Copy the data exactly as it appears, and do not include any pictures.

» **PROVIDED DATA**:
——————————

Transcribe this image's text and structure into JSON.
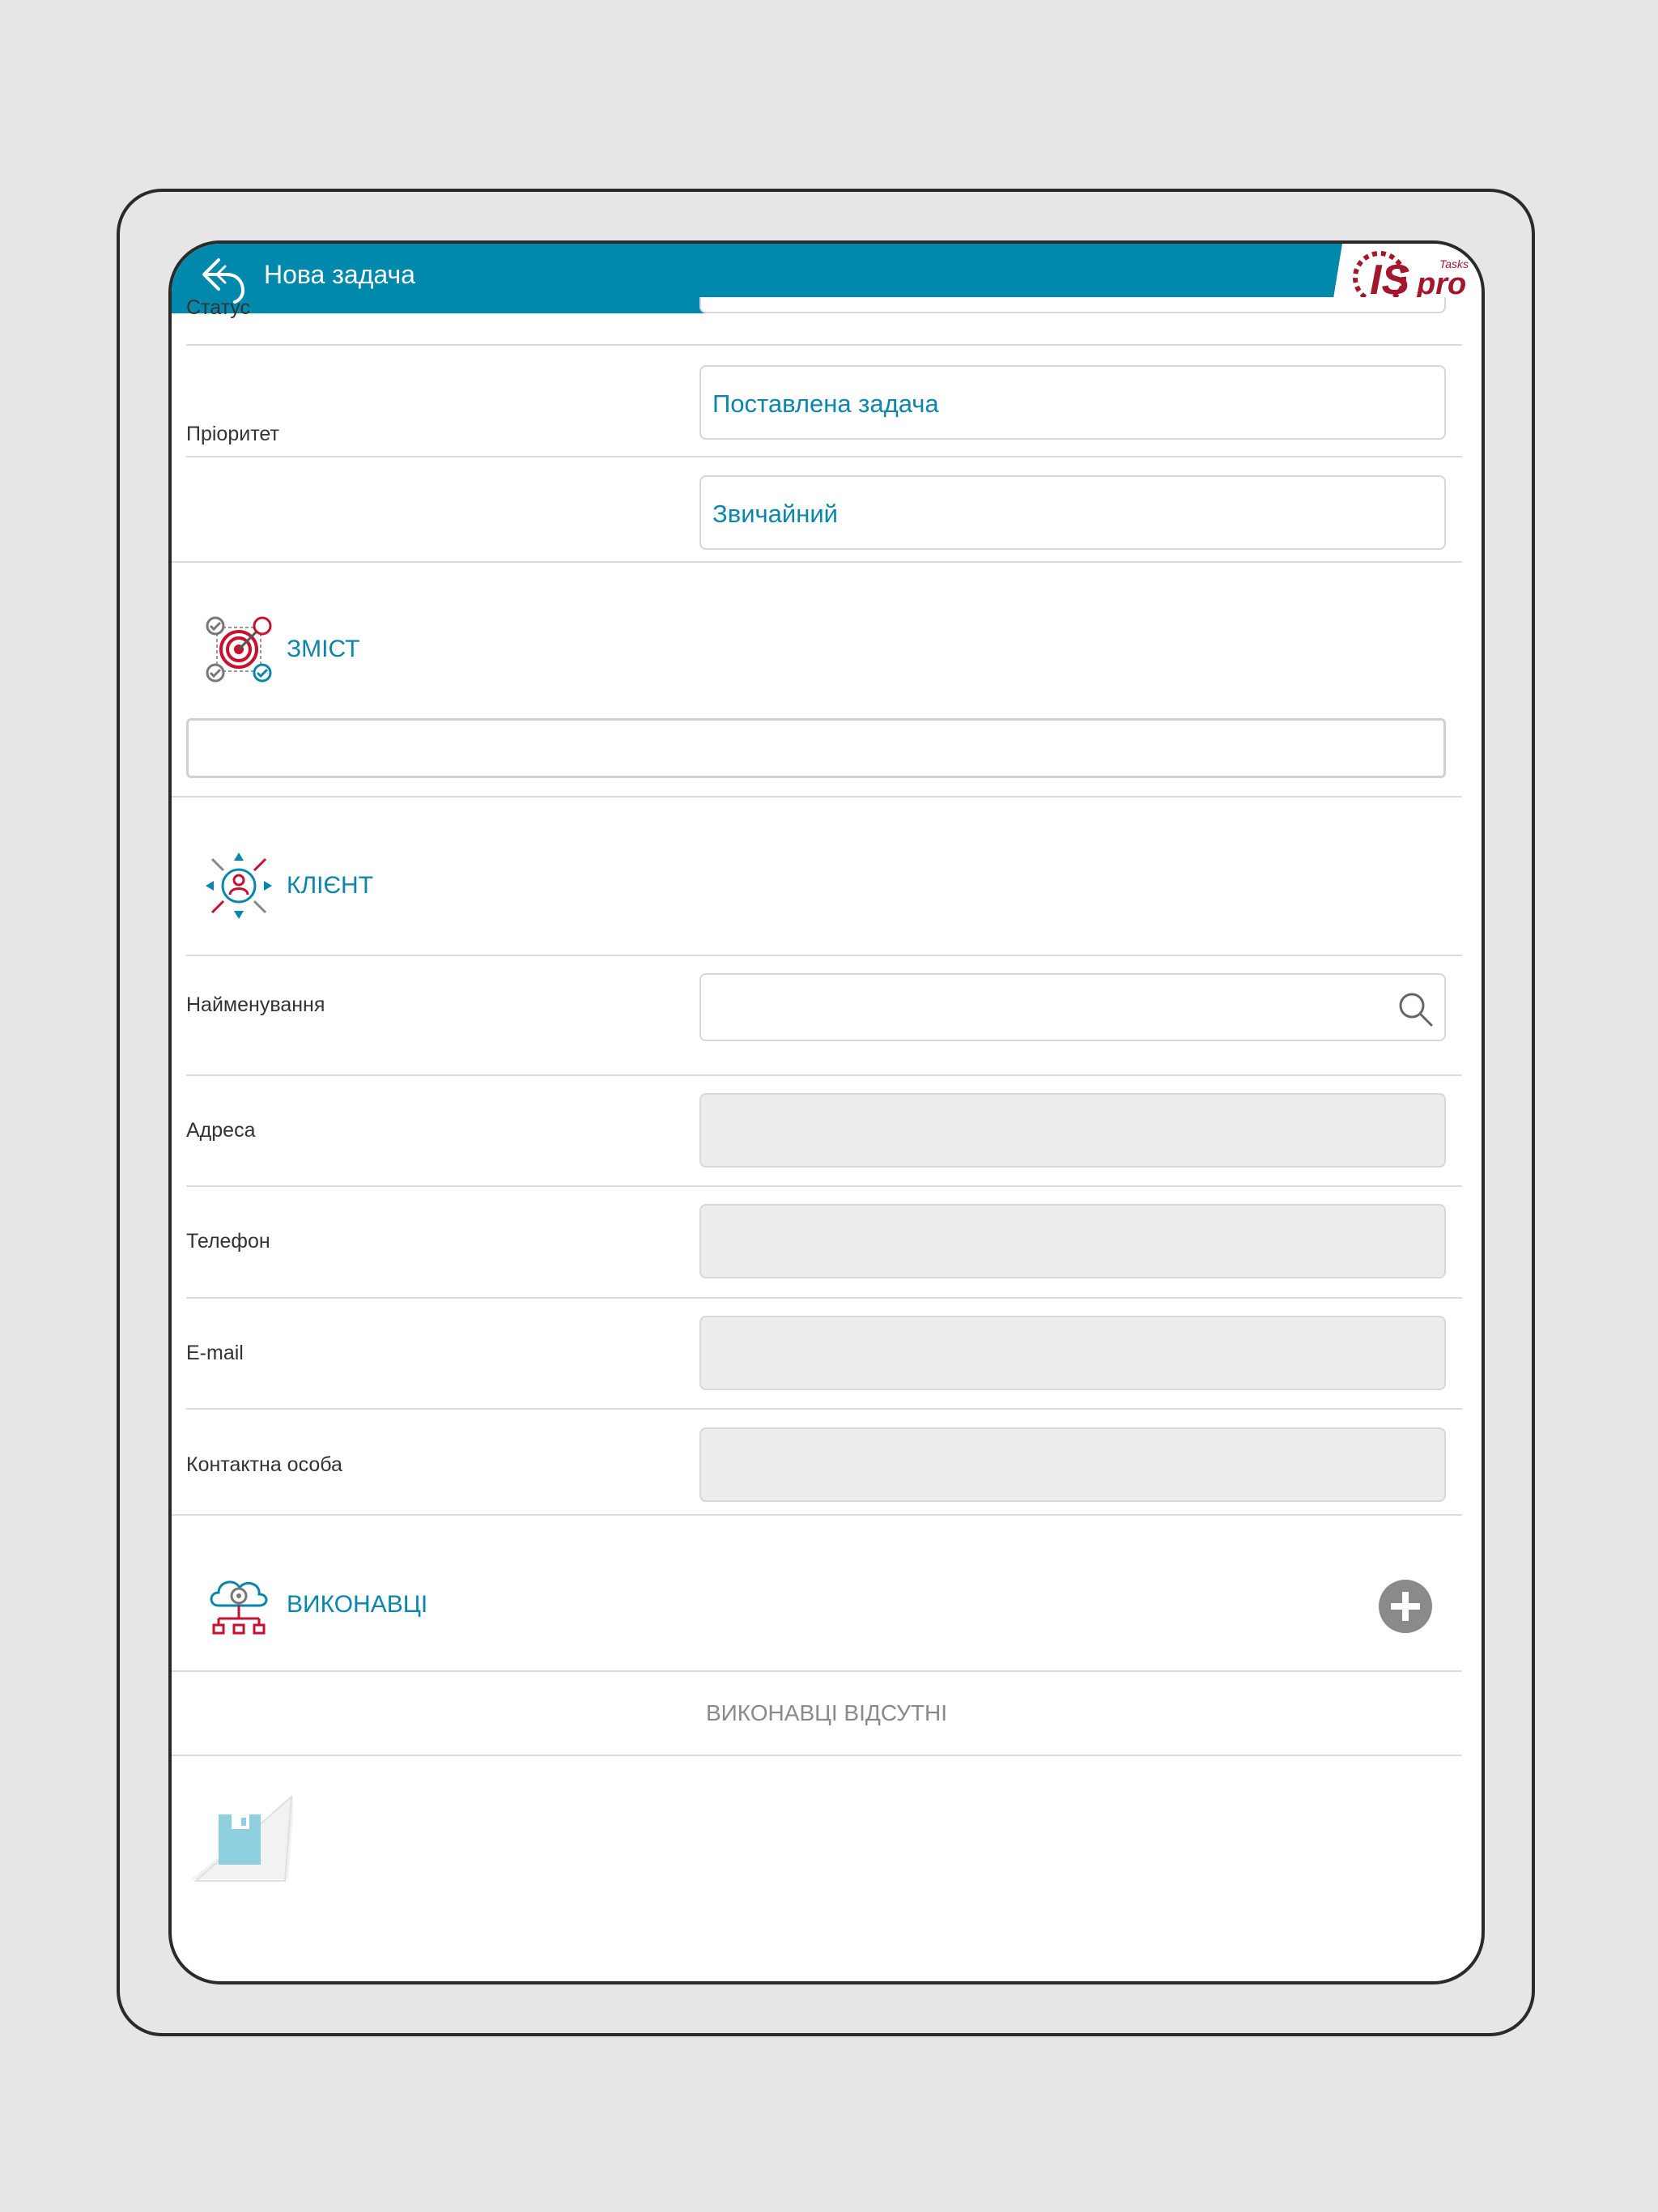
{
  "header": {
    "title": "Нова задача",
    "back_icon": "back-arrow-icon",
    "logo": {
      "brand": "ISpro",
      "product": "Tasks",
      "color": "#a3162b"
    }
  },
  "form": {
    "status": {
      "label": "Статус",
      "value": "Поставлена задача"
    },
    "priority": {
      "label": "Пріоритет",
      "value": "Звичайний"
    }
  },
  "content_section": {
    "title": "ЗМІСТ",
    "icon": "target-icon",
    "value": ""
  },
  "client_section": {
    "title": "КЛІЄНТ",
    "icon": "client-arrows-icon",
    "fields": {
      "name": {
        "label": "Найменування",
        "value": ""
      },
      "address": {
        "label": "Адреса",
        "value": ""
      },
      "phone": {
        "label": "Телефон",
        "value": ""
      },
      "email": {
        "label": "E-mail",
        "value": ""
      },
      "contact": {
        "label": "Контактна особа",
        "value": ""
      }
    }
  },
  "executors_section": {
    "title": "ВИКОНАВЦІ",
    "icon": "cloud-network-icon",
    "empty_message": "ВИКОНАВЦІ ВІДСУТНІ"
  },
  "colors": {
    "header": "#0088ad",
    "accent": "#0a86ad",
    "logo_red": "#a3162b",
    "save_icon": "#8ecfe0"
  }
}
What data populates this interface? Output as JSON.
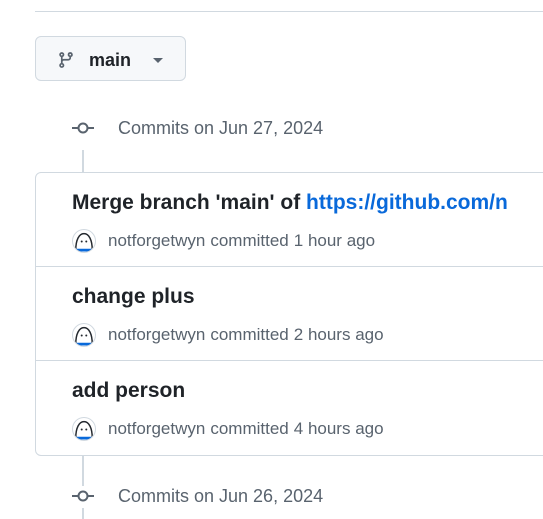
{
  "branch": {
    "name": "main",
    "icon": "git-branch-icon"
  },
  "groups": [
    {
      "label": "Commits on Jun 27, 2024",
      "commits": [
        {
          "title": "Merge branch 'main' of ",
          "link": "https://github.com/n",
          "author": "notforgetwyn",
          "verb": "committed",
          "time": "1 hour ago"
        },
        {
          "title": "change plus",
          "author": "notforgetwyn",
          "verb": "committed",
          "time": "2 hours ago"
        },
        {
          "title": "add person",
          "author": "notforgetwyn",
          "verb": "committed",
          "time": "4 hours ago"
        }
      ]
    },
    {
      "label": "Commits on Jun 26, 2024"
    }
  ],
  "colors": {
    "link": "#0969da",
    "muted": "#59636e",
    "border": "#d1d9e0"
  }
}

——————————

» **FINISHED EXERCISE**:
Transcribe this image's text and structure into JSON.
{
  "header": {
    "title": "Нова задача",
    "back_icon": "back-arrow-icon",
    "logo": {
      "brand": "ISpro",
      "product": "Tasks",
      "color": "#a3162b"
    }
  },
  "form": {
    "status": {
      "label": "Статус",
      "value": "Поставлена задача"
    },
    "priority": {
      "label": "Пріоритет",
      "value": "Звичайний"
    }
  },
  "content_section": {
    "title": "ЗМІСТ",
    "icon": "target-icon",
    "value": ""
  },
  "client_section": {
    "title": "КЛІЄНТ",
    "icon": "client-arrows-icon",
    "fields": {
      "name": {
        "label": "Найменування",
        "value": ""
      },
      "address": {
        "label": "Адреса",
        "value": ""
      },
      "phone": {
        "label": "Телефон",
        "value": ""
      },
      "email": {
        "label": "E-mail",
        "value": ""
      },
      "contact": {
        "label": "Контактна особа",
        "value": ""
      }
    }
  },
  "executors_section": {
    "title": "ВИКОНАВЦІ",
    "icon": "cloud-network-icon",
    "empty_message": "ВИКОНАВЦІ ВІДСУТНІ"
  },
  "colors": {
    "header": "#0088ad",
    "accent": "#0a86ad",
    "logo_red": "#a3162b",
    "save_icon": "#8ecfe0"
  }
}
What data populates this interface? Output as JSON.
{
  "branch": {
    "name": "main",
    "icon": "git-branch-icon"
  },
  "groups": [
    {
      "label": "Commits on Jun 27, 2024",
      "commits": [
        {
          "title": "Merge branch 'main' of ",
          "link": "https://github.com/n",
          "author": "notforgetwyn",
          "verb": "committed",
          "time": "1 hour ago"
        },
        {
          "title": "change plus",
          "author": "notforgetwyn",
          "verb": "committed",
          "time": "2 hours ago"
        },
        {
          "title": "add person",
          "author": "notforgetwyn",
          "verb": "committed",
          "time": "4 hours ago"
        }
      ]
    },
    {
      "label": "Commits on Jun 26, 2024"
    }
  ],
  "colors": {
    "link": "#0969da",
    "muted": "#59636e",
    "border": "#d1d9e0"
  }
}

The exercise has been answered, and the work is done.